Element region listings
● ● ● ● ●
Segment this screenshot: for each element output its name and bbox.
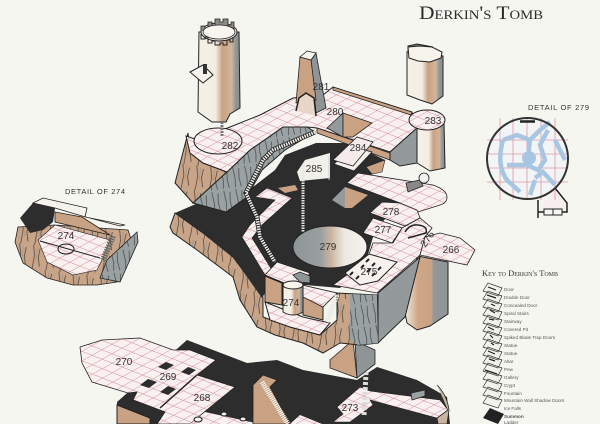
entry stub bbox=[538, 188, 567, 218]
ruined tower 283 bbox=[407, 44, 443, 104]
bottom stairs band bbox=[262, 382, 288, 424]
key label: Altar bbox=[504, 359, 514, 364]
stair outline bbox=[246, 132, 315, 262]
upper plate bbox=[333, 137, 373, 166]
front crenellations bbox=[201, 34, 233, 45]
label 266: 266 bbox=[443, 245, 460, 256]
key label: Stairway bbox=[504, 319, 522, 324]
tower 274 top bbox=[283, 281, 303, 289]
walkway left bbox=[242, 188, 292, 275]
loop corridor 276 bbox=[405, 225, 426, 238]
bottom corridor floor bbox=[190, 412, 260, 424]
label 276: 276 bbox=[419, 229, 437, 250]
cliff grey bbox=[100, 232, 138, 282]
wall block right bbox=[303, 296, 323, 320]
key label: Spiked Blade Trap Doors bbox=[504, 335, 556, 340]
grey cliff face right bbox=[378, 257, 420, 343]
label 275: 275 bbox=[361, 267, 378, 278]
grey lower cliff bbox=[350, 294, 378, 345]
orb bbox=[419, 173, 429, 183]
circular dark ring white room 285 bbox=[297, 153, 330, 181]
key icons bbox=[483, 283, 502, 408]
wall top bbox=[33, 198, 125, 226]
stone block bbox=[293, 272, 310, 283]
rear crenellations bbox=[201, 19, 234, 31]
detail of 274 bbox=[15, 187, 138, 285]
obelisk cap bbox=[300, 51, 316, 60]
vertical stairs bbox=[302, 165, 304, 232]
column tan face bbox=[330, 340, 357, 378]
label 278: 278 bbox=[383, 207, 400, 218]
grey wedge bbox=[390, 128, 417, 166]
key bbox=[482, 268, 565, 424]
label 273: 273 bbox=[342, 403, 359, 414]
key label: Mountain Wall Shadow Doors bbox=[504, 398, 565, 403]
pit right bbox=[345, 187, 368, 208]
falling stair column bbox=[364, 372, 366, 416]
lower island brown cliff bbox=[170, 213, 378, 353]
pit right face bbox=[343, 113, 372, 137]
circle map bbox=[487, 118, 568, 199]
room 278 bbox=[370, 202, 420, 226]
side balcony bbox=[190, 65, 213, 83]
pillars in room 269 bbox=[140, 362, 196, 395]
curved end of corridor bbox=[437, 385, 449, 424]
lower level dark ground bbox=[117, 340, 450, 424]
ruin top bbox=[408, 46, 442, 62]
support column below island bbox=[330, 340, 375, 378]
central island bbox=[170, 51, 475, 353]
top wall ledge bbox=[333, 87, 412, 115]
obelisk tan face bbox=[296, 57, 316, 103]
balcony door bbox=[203, 64, 207, 74]
obelisk grey face bbox=[311, 53, 326, 113]
label 281: 281 bbox=[313, 82, 330, 93]
tan wall bbox=[55, 212, 110, 235]
obelisk door frame bbox=[296, 93, 316, 116]
detail of 279 bbox=[487, 103, 589, 218]
column grey face bbox=[355, 341, 375, 378]
label 269: 269 bbox=[160, 372, 177, 383]
central blue blob bbox=[522, 151, 536, 165]
label 270: 270 bbox=[116, 357, 133, 368]
key label: Ice Falls bbox=[504, 406, 522, 411]
top floor pit bbox=[327, 113, 372, 137]
circle outline bbox=[487, 118, 568, 199]
tower stair bbox=[220, 122, 224, 137]
label 274: 274 bbox=[58, 231, 75, 242]
key label: Concealed Door bbox=[504, 303, 538, 308]
top grey cliff bbox=[193, 127, 315, 212]
blue caverns bbox=[500, 122, 565, 195]
lower plate bbox=[334, 147, 372, 171]
dark interior bbox=[175, 143, 400, 298]
corridor line bbox=[40, 241, 100, 258]
label 268: 268 bbox=[194, 393, 211, 404]
label 284: 284 bbox=[350, 143, 367, 154]
detail 279 heading: DETAIL OF 279 bbox=[528, 103, 589, 112]
long corridor floor bbox=[347, 173, 447, 212]
bottom stair block bbox=[253, 375, 290, 424]
lower floors bbox=[265, 262, 337, 335]
key label: Fountain bbox=[504, 391, 522, 396]
label 279: 279 bbox=[320, 242, 337, 253]
wing 266 bbox=[420, 233, 475, 265]
pit left bbox=[332, 187, 345, 208]
key label: Crypt bbox=[504, 383, 516, 388]
top door bbox=[520, 120, 535, 123]
bridge plates 284 bbox=[333, 137, 373, 171]
ruin body bbox=[407, 52, 443, 104]
stairs by wall bbox=[327, 295, 337, 322]
main floor bbox=[333, 218, 432, 293]
cliff brown bbox=[15, 225, 133, 285]
corridor pit bbox=[332, 187, 368, 208]
circle grid bbox=[487, 118, 568, 200]
floor bbox=[38, 225, 110, 275]
title: Derkin's Tomb bbox=[419, 3, 543, 24]
stair rungs bbox=[246, 132, 315, 262]
label 283: 283 bbox=[425, 116, 442, 127]
entry doors bbox=[544, 209, 562, 215]
rock debris bbox=[366, 160, 385, 174]
crypts marks 275 bbox=[350, 259, 381, 279]
key label: Summon bbox=[504, 414, 524, 419]
bottom dungeon level bbox=[80, 338, 450, 424]
upper courtyard floor bbox=[265, 262, 337, 298]
pit left face bbox=[327, 113, 343, 137]
label 280: 280 bbox=[327, 107, 344, 118]
top floor bbox=[186, 87, 417, 172]
detail 274 heading: DETAIL OF 274 bbox=[65, 187, 125, 196]
tower 283 base bbox=[417, 122, 445, 171]
lower level tan wall bbox=[117, 405, 150, 424]
pit 279 bbox=[293, 226, 367, 268]
room 268 divider bbox=[160, 375, 197, 408]
key label: Pew bbox=[504, 367, 514, 372]
room 273 floor bbox=[333, 387, 448, 422]
key label: Statue bbox=[504, 343, 518, 348]
ruin rim bbox=[408, 44, 433, 52]
black key icon bbox=[483, 408, 504, 424]
key label: Covered Pit bbox=[504, 327, 529, 332]
bottom floor segment bbox=[290, 415, 322, 424]
left tower 282 bbox=[190, 19, 240, 137]
key labels bbox=[504, 287, 565, 424]
dark pit bbox=[20, 203, 55, 233]
key label: Gallery bbox=[504, 375, 519, 380]
key label: Door bbox=[504, 287, 514, 292]
device box bbox=[406, 180, 423, 192]
stairs bbox=[103, 236, 113, 260]
connecting floor bbox=[302, 285, 337, 307]
key label: Spiral Stairs bbox=[504, 311, 529, 316]
tower body bbox=[198, 32, 240, 122]
pipe icon bbox=[411, 390, 425, 400]
label 282: 282 bbox=[222, 141, 239, 152]
lower courtyard floor bbox=[265, 302, 330, 335]
door marks bbox=[194, 412, 246, 422]
rooms grid 275 bbox=[345, 254, 397, 285]
key label: Statue bbox=[504, 351, 518, 356]
top left brown cliff bbox=[175, 133, 227, 203]
right support tower bbox=[405, 256, 448, 330]
inner opening bbox=[203, 25, 235, 39]
label 277: 277 bbox=[375, 225, 392, 236]
number labels main island bbox=[222, 82, 460, 309]
tower 274 bbox=[283, 285, 303, 315]
circular room 283 bbox=[409, 110, 445, 130]
orb device bbox=[406, 173, 429, 192]
key heading: Key to Derkin's Tomb bbox=[482, 268, 558, 278]
lower ledge bbox=[317, 128, 390, 160]
long spiral stairs bbox=[246, 132, 315, 262]
circular chamber bbox=[58, 244, 74, 254]
key icon marks bbox=[485, 287, 497, 374]
tower top opening bbox=[201, 23, 237, 41]
circular room 282 bbox=[194, 128, 242, 154]
room 270 floor bbox=[80, 338, 235, 424]
obelisk 281 bbox=[296, 51, 326, 116]
label 274: 274 bbox=[283, 298, 300, 309]
sword pointer bbox=[328, 156, 330, 180]
wall block left bbox=[265, 276, 282, 305]
label 285: 285 bbox=[306, 164, 323, 175]
rock debris 2 bbox=[278, 185, 298, 193]
room 277 bbox=[363, 218, 402, 243]
key label: Double Door bbox=[504, 295, 530, 300]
● ● ● ● ●
▶ [The problem]: Rewrite the records from the line with "entry stub bbox=[538, 188, 567, 218]" to the line with "orb bbox=[419, 173, 429, 183]", changing every "cliff" to "crag" and leaving everything else as it is.

▶ [Written reply]:
entry stub bbox=[538, 188, 567, 218]
ruined tower 283 bbox=[407, 44, 443, 104]
bottom stairs band bbox=[262, 382, 288, 424]
key label: Altar bbox=[504, 359, 514, 364]
stair outline bbox=[246, 132, 315, 262]
upper plate bbox=[333, 137, 373, 166]
front crenellations bbox=[201, 34, 233, 45]
label 266: 266 bbox=[443, 245, 460, 256]
key label: Stairway bbox=[504, 319, 522, 324]
tower 274 top bbox=[283, 281, 303, 289]
walkway left bbox=[242, 188, 292, 275]
loop corridor 276 bbox=[405, 225, 426, 238]
bottom corridor floor bbox=[190, 412, 260, 424]
label 276: 276 bbox=[419, 229, 437, 250]
crag grey bbox=[100, 232, 138, 282]
wall block right bbox=[303, 296, 323, 320]
key label: Spiked Blade Trap Doors bbox=[504, 335, 556, 340]
grey crag face right bbox=[378, 257, 420, 343]
label 275: 275 bbox=[361, 267, 378, 278]
grey lower crag bbox=[350, 294, 378, 345]
orb bbox=[419, 173, 429, 183]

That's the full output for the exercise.